Goals:
1 > Check each statement below against the Allahabad High Court judgment. For each, answer yes or no and quote the words of the judgment that decide it.
(a) The partnership business was named "Priyanka Aryan Constructions."
(b) The opposite party no. 2 deposited the cheque at Canara Bank on 22.2.2007.
(c) The complaint against the applicant was filed under Section 138 of the Negotiable Instrument Act.
2 > In the Allahabad High Court judgment, before which court did the complainant file Case No. 6 of 2003?
3 > Carry the Allahabad High Court judgment further, starting after its last sentence.

### Document extract ###

Allahabad High Court
Kishore Lal Chugh vs State Of U.P.And Another on 28 January, 2020
Author: Naheed Ara Moonis
Bench: Naheed Ara Moonis
HIGH COURT OF JUDICATURE AT ALLAHABAD ?In Chamber Case :- APPLICATION U/S 482 No. - 6628 of 2009 Applicant :- Kishore Lal Chugh Opposite Party :- State Of U.P.And Another Counsel for Applicant :- Amit Daga Counsel for Opposite Party :- Govt. Advocate,Nipun Singh,Varun Dev Sharma,Vikrant Rana Hon'ble Naheed Ara Moonis,J.
Heard the learned counsel for the applicant Sri Amit Daga and the learned counsel appearing on behalf of the respondent no.2 and the learned A.G.A. for the State.
The instant petition has been filed with the prayer to quash the entire proceedings of criminal complaint Case No. 174/9 of 2007, under Section 138 of Negotiable Instrument Act, police station Kotwali, district Muzaffar Nagar whereby the applicant has been summoned to face trial vide order dated 2.6.2007 passed by the Chief Judicial Magistrate, Muzaffar Nagar.
The prosecution case in a short conspectus is that the opposite party no. 2 has filed a complaint against the applicant on 26.4.2007, under Section 138 of Negotiable Instrument Act (hereinafter referred to as the Act). The respondent no. 2 came in contact with the applicant and entered into partnership on 11.2.2000 in Muzaffar Nagar and executed a joint venture agreement on 17.4.2000. The partnership business was in the name and style of "Priyanka Aryan Constructions". In 2002 due to ill intention the applicant started cheating to defraud the opposite party no. 2 and hence the complainant filed a case No. 6 of 2003 before the court of Civil Judge (Senior Division), Thane, Mumbai. After filing of the suit the applicant persuaded the complainant to enter into outside the court settlement whereby the applicant agreed to pay Rs. 45,00,000/- in terms of compromise. The applicant issued two cheques one of Rs. 10,000,00/- dated 29.1.2007 bearing cheque no. 299853 and another cheque of Rs. 35,00,000/- dated 6.2.2007 bearing cheque no. 299860 of Abhuday Cooperative Bank Ltd. Branch Vashi, Navi Mumbai and was assuring that it will be encashed. When the opposite party no. 2 deposited the aforesaid cheque of Rs. 35,000,00/- on 13.2.2007 in his local account at Canara Bank, Roorki Road, Muzaffar Nagar. The said cheque was returned on 22.2.2007 by the Bank with the endorsement of "refer to drawer". It was returned without any payment along with bank memo of Canara Bank dated 2.3.2007, which was received by the opposite party no.2 on 10.3.2007.

### Data shown ###

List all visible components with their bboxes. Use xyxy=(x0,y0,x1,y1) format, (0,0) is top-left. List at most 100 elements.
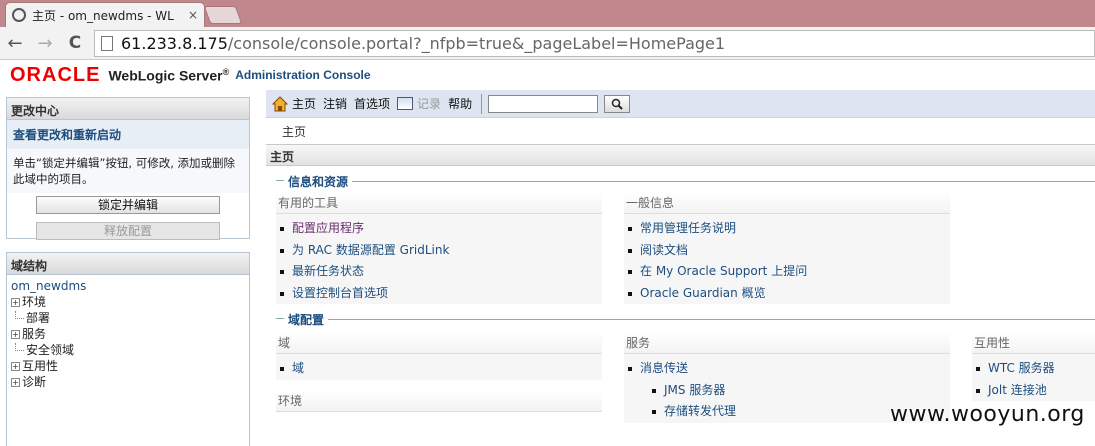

###
### Data shown ###

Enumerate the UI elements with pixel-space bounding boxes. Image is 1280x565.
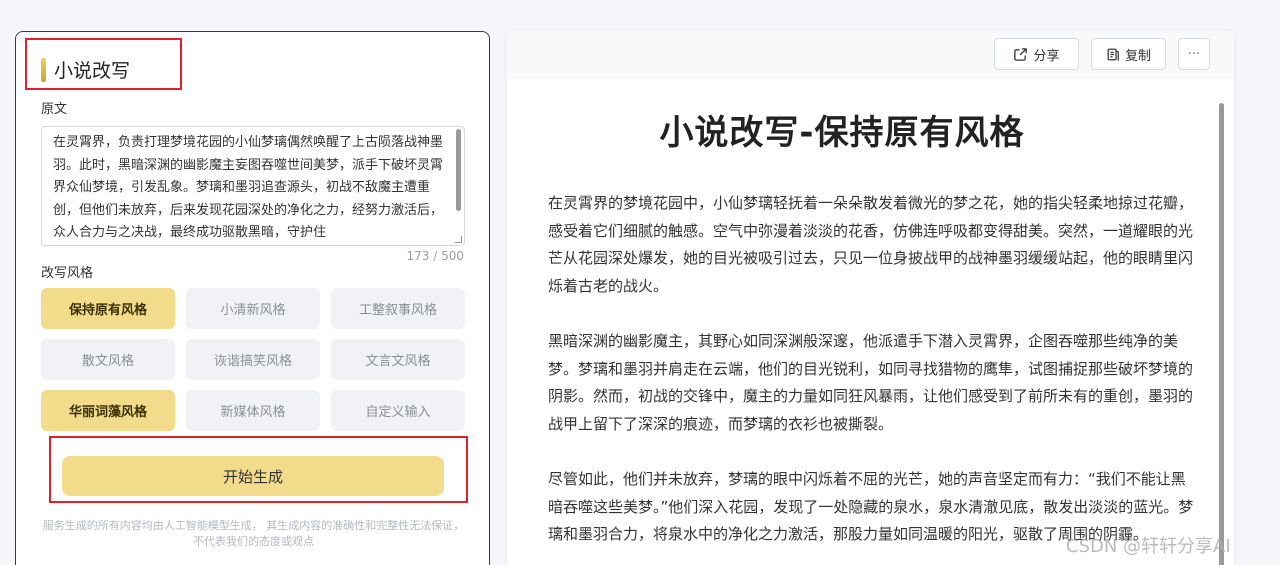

###

The replies:
1 >
(a) Yes: "The partnership business was in the name and style of "Priyanka Aryan Constructions"."
(b) No: the deposit was made "on 13.2.2007 in his local account at Canara Bank, Roorki Road, Muzaffar Nagar", and "The said cheque was returned on 22.2.2007".
(c) Yes: "filed a complaint against the applicant on 26.4.2007, under Section 138 of Negotiable Instrument Act".

2 > The court of Civil Judge (Senior Division), Thane, Mumbai.

3 >
On coming to know about the dishonour of cheque the complainant sent a registered notice with A.D. through his counsel on 22.3.2007, which was received by the applicant the receipt whereof was received by the opposite party no. 2. Despite receiving of notice to the applicant when neither any reply to the notice nor the amount of money mentioned in the cheque was returned, hence the cause of action arose to file a complaint against the applicant under Section 138 of Negotiable Instrument Act. Another cheque of Rs. 10,000,00/- was also deposited by the complainant in the bank but the same was returned with the endorsement of insufficient fund and hence a separate complaint in respect of the said cheque is being filed. The photo state of the cheque in respect of Rs. 35,00,000/-, photo copy of the return memo of the Bank, Vashi Branch, registered notice to the applicant dated 22.3.2007, photo state copy of the registered receipt dated 22.3.2007 and other papers along with the complaint were filed on 26.4.2007. A case was registered under Section 138 of Negotiable Instrument Act as case No. 174/9 of 2007 against the applicant. The statement of the complainant/opposite party no.2 under Section 200 Cr.P.C. was recorded on the same day and the witness, namely, Rakesh Kumar Arora under Section 202 Cr.P.C. was recorded on 5.5.2007.
After going through the oral and documentary material on record the learned Magistrate proceeded to pass the order on 2.6.2007 that prima facie offence is made out under Section 138 of Negotiable Instrument Act and summoned the applicant to face the trial.
Hence this petition.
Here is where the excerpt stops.